*Records for this task*
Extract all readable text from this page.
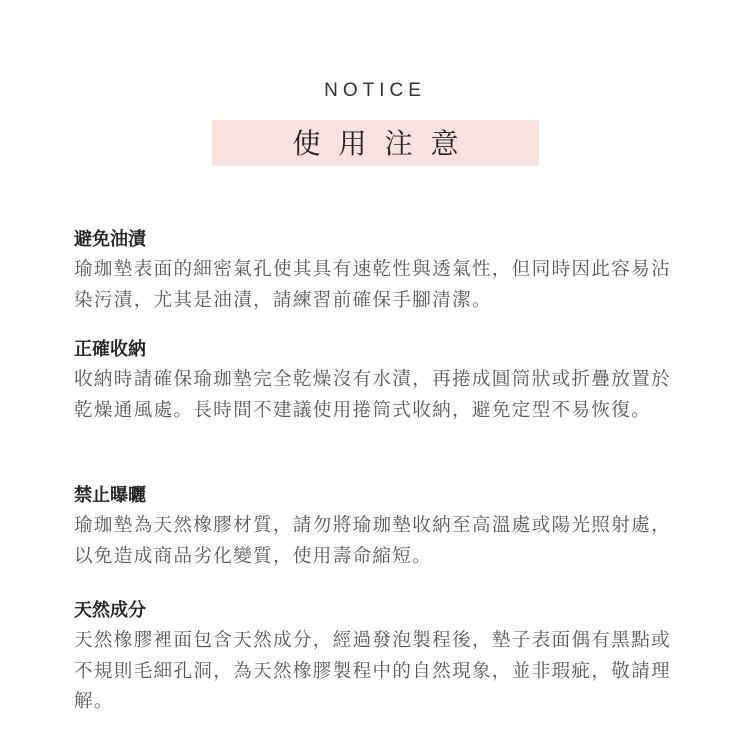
NOTICE
使用注意

避免油漬

瑜珈墊表面的細密氣孔使其具有速乾性與透氣性，但同時因此容易沾染污漬，尤其是油漬，請練習前確保手腳清潔。

正確收納

收納時請確保瑜珈墊完全乾燥沒有水漬，再捲成圓筒狀或折疊放置於乾燥通風處。長時間不建議使用捲筒式收納，避免定型不易恢復。

禁止曝曬

瑜珈墊為天然橡膠材質，請勿將瑜珈墊收納至高溫處或陽光照射處，以免造成商品劣化變質，使用壽命縮短。

天然成分

天然橡膠裡面包含天然成分，經過發泡製程後，墊子表面偶有黑點或不規則毛細孔洞，為天然橡膠製程中的自然現象，並非瑕疵，敬請理解。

*What is needed*
Write out each entry exactly as given, but skip the pictures.

*Response to the exercise*
Extract all readable text from this page.
NOTICE
使用注意

避免油漬

瑜珈墊表面的細密氣孔使其具有速乾性與透氣性，但同時因此容易沾染污漬，尤其是油漬，請練習前確保手腳清潔。

正確收納

收納時請確保瑜珈墊完全乾燥沒有水漬，再捲成圓筒狀或折疊放置於乾燥通風處。長時間不建議使用捲筒式收納，避免定型不易恢復。

禁止曝曬

瑜珈墊為天然橡膠材質，請勿將瑜珈墊收納至高溫處或陽光照射處，以免造成商品劣化變質，使用壽命縮短。

天然成分

天然橡膠裡面包含天然成分，經過發泡製程後，墊子表面偶有黑點或不規則毛細孔洞，為天然橡膠製程中的自然現象，並非瑕疵，敬請理解。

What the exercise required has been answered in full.